Report back each line of the records that contains the string "경우에는".

[Data entries]
** Begin **

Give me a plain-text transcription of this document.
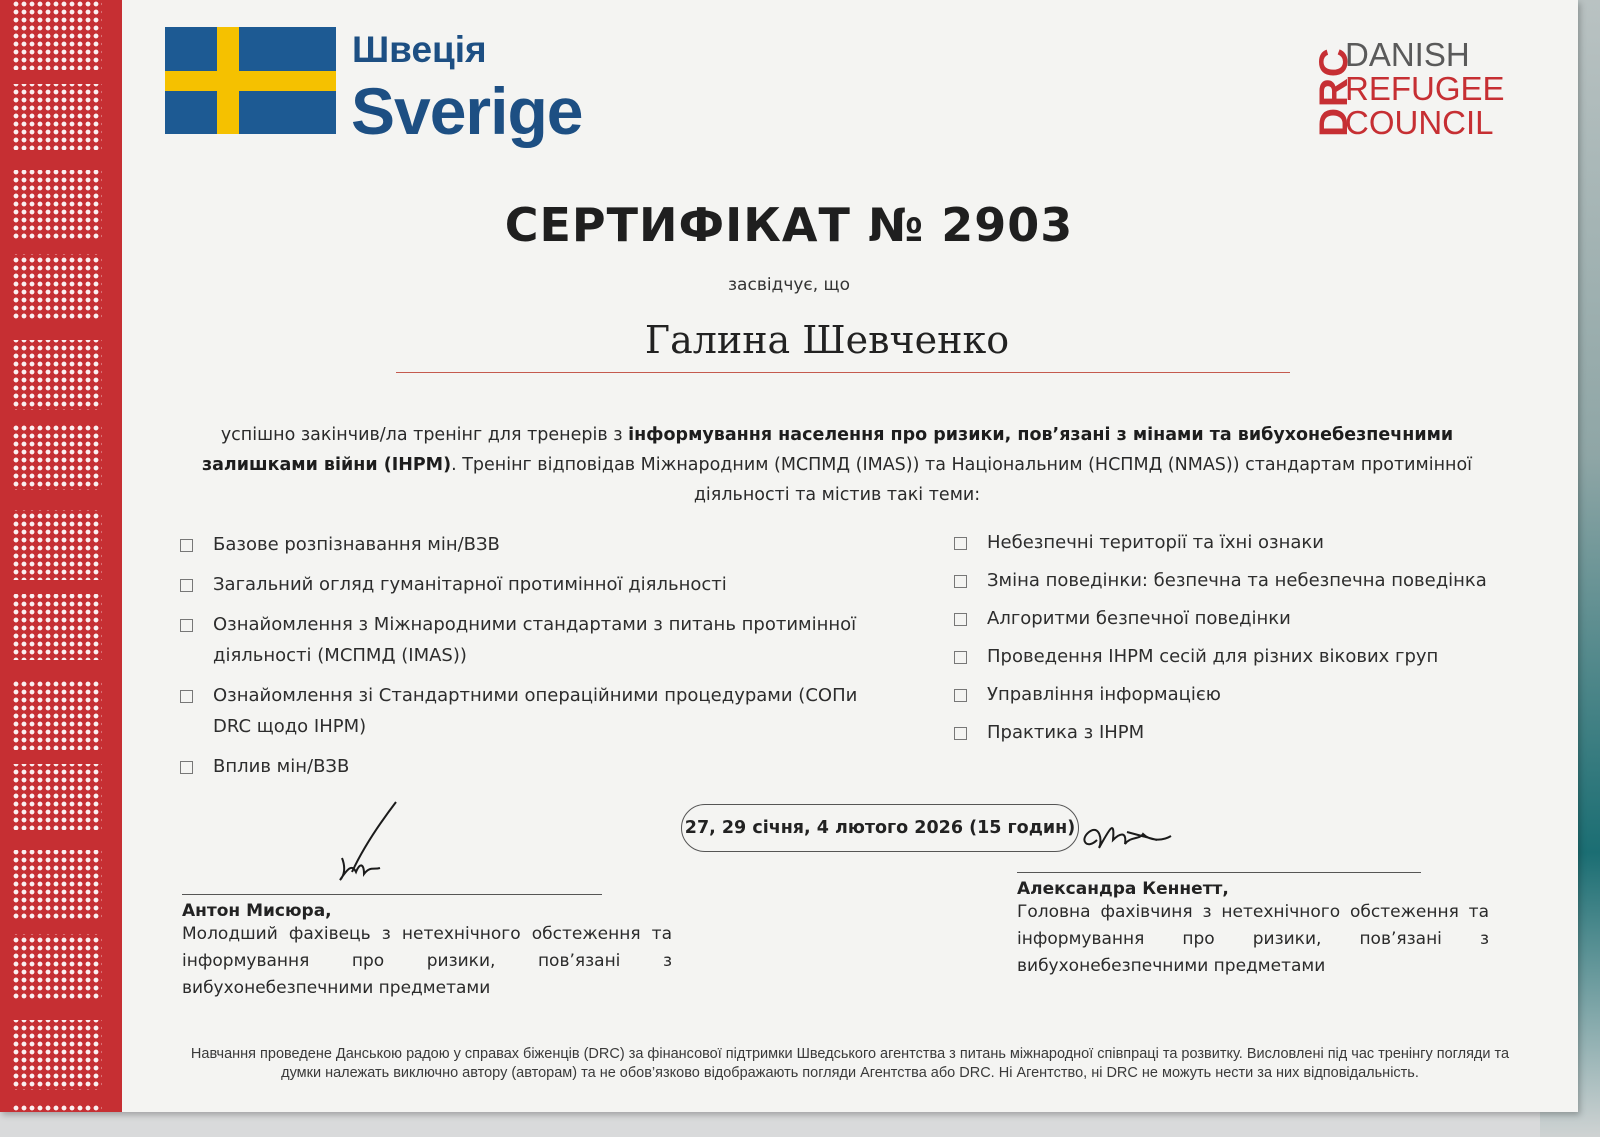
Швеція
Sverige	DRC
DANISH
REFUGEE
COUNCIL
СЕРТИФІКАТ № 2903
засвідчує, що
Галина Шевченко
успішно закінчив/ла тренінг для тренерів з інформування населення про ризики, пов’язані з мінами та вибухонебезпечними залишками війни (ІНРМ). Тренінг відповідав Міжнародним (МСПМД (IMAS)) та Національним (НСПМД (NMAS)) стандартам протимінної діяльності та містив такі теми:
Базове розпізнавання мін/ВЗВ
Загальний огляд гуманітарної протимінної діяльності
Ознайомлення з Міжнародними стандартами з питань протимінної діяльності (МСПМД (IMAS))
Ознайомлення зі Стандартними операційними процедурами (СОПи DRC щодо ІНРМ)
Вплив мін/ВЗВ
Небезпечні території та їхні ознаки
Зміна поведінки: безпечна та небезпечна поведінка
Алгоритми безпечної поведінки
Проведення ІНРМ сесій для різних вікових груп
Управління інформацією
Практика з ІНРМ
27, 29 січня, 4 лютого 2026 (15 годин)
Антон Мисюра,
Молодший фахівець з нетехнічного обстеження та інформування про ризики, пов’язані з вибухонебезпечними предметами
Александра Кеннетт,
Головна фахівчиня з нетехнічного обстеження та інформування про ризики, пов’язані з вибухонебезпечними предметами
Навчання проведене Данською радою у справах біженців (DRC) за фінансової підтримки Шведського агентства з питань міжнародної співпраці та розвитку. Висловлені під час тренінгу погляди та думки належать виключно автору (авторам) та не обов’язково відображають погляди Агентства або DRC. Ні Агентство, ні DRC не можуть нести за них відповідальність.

** End **
** Begin **

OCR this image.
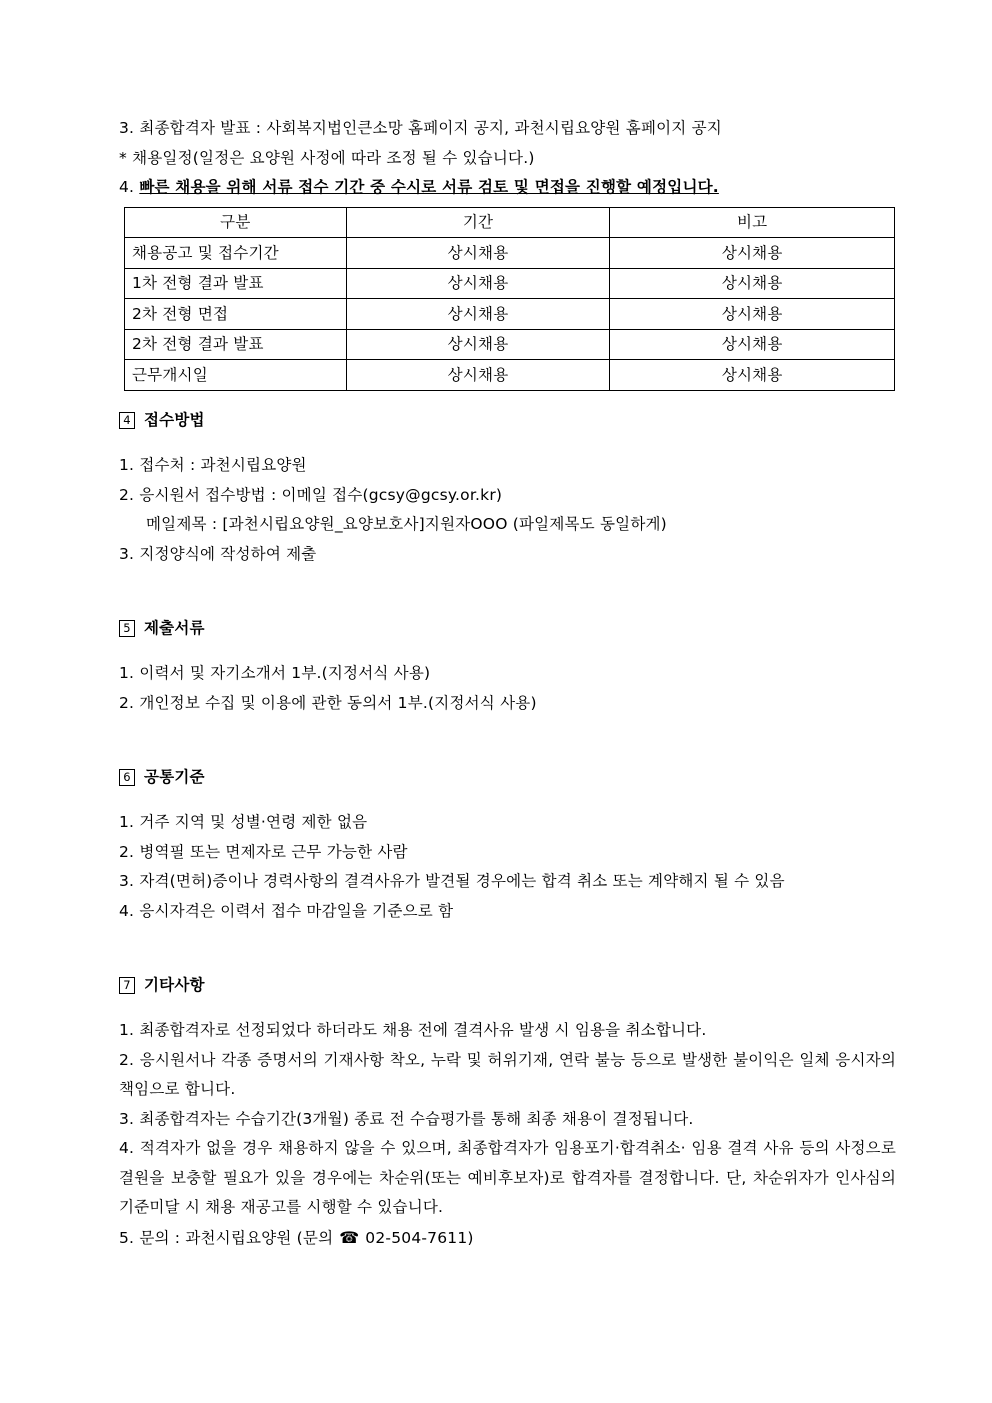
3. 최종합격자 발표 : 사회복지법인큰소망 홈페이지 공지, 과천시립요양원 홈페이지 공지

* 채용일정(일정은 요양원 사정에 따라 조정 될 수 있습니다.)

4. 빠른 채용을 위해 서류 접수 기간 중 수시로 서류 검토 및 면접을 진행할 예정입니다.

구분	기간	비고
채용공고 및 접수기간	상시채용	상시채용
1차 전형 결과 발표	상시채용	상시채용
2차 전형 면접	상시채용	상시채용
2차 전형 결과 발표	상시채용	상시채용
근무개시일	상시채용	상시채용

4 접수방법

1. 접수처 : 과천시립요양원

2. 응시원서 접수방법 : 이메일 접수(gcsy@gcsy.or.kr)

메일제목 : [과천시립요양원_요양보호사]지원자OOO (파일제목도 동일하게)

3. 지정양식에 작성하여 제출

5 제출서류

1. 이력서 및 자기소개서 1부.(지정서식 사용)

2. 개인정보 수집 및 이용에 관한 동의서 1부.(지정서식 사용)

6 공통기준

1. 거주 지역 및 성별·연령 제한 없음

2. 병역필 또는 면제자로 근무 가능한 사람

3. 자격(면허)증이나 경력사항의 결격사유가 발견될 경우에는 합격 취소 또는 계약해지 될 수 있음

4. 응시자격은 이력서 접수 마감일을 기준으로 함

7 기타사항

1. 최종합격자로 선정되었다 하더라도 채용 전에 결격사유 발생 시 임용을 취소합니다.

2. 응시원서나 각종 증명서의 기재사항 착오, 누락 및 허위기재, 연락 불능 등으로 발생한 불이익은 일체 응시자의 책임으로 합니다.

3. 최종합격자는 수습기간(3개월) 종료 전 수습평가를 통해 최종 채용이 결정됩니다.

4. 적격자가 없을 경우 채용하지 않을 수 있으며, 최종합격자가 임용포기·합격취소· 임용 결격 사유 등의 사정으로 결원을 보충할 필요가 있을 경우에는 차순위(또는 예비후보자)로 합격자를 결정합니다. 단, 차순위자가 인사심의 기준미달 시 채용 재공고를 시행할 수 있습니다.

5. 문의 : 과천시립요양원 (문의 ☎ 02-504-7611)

** End **
** Begin **

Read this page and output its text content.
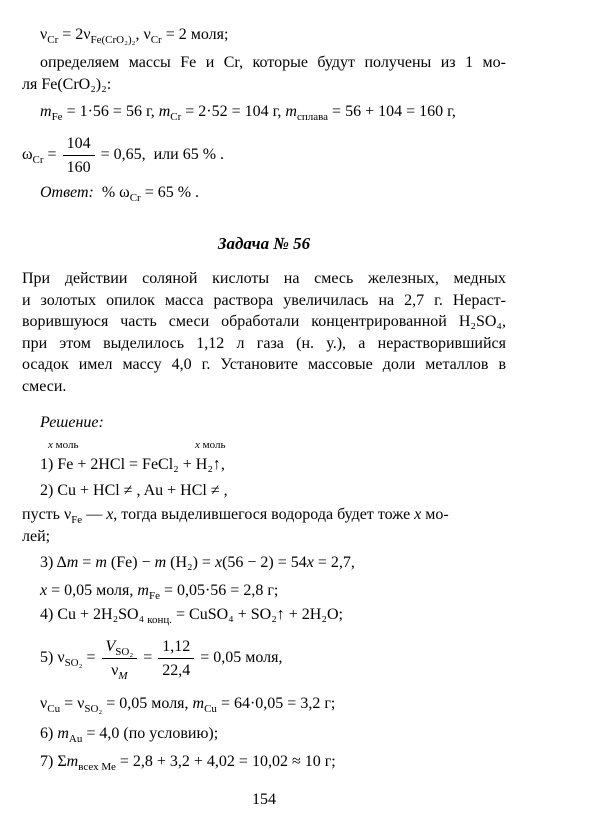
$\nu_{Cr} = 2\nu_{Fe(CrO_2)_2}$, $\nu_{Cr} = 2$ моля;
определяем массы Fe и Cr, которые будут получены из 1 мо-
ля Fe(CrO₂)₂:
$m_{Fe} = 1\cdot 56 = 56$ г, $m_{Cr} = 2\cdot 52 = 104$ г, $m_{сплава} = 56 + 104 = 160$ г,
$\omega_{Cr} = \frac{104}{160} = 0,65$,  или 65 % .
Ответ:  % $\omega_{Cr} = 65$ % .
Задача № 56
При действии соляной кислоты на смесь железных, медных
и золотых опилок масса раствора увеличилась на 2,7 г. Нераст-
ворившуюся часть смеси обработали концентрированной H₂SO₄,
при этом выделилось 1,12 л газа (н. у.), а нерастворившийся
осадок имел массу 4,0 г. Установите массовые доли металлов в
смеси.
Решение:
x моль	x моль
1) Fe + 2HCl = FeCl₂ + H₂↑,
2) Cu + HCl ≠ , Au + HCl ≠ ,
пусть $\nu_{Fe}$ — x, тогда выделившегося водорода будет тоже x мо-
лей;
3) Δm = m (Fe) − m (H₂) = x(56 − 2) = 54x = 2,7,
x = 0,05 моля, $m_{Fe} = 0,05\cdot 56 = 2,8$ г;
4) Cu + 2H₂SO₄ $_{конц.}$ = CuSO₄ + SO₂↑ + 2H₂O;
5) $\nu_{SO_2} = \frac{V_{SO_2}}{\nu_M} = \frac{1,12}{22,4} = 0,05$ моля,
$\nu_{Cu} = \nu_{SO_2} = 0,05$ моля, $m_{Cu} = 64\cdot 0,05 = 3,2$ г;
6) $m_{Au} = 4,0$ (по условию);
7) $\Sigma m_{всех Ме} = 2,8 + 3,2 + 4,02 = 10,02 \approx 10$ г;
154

** End **

• **Answer to this problem**
3. 자격(면허)증이나 경력사항의 결격사유가 발견될 경우에는 합격 취소 또는 계약해지 될 수 있음
4. 적격자가 없을 경우 채용하지 않을 수 있으며, 최종합격자가 임용포기·합격취소· 임용 결격 사유 등의 사정으로 결원을 보충할 필요가 있을 경우에는 차순위(또는 예비후보자)로 합격자를 결정합니다. 단, 차순위자가 인사심의 기준미달 시 채용 재공고를 시행할 수 있습니다.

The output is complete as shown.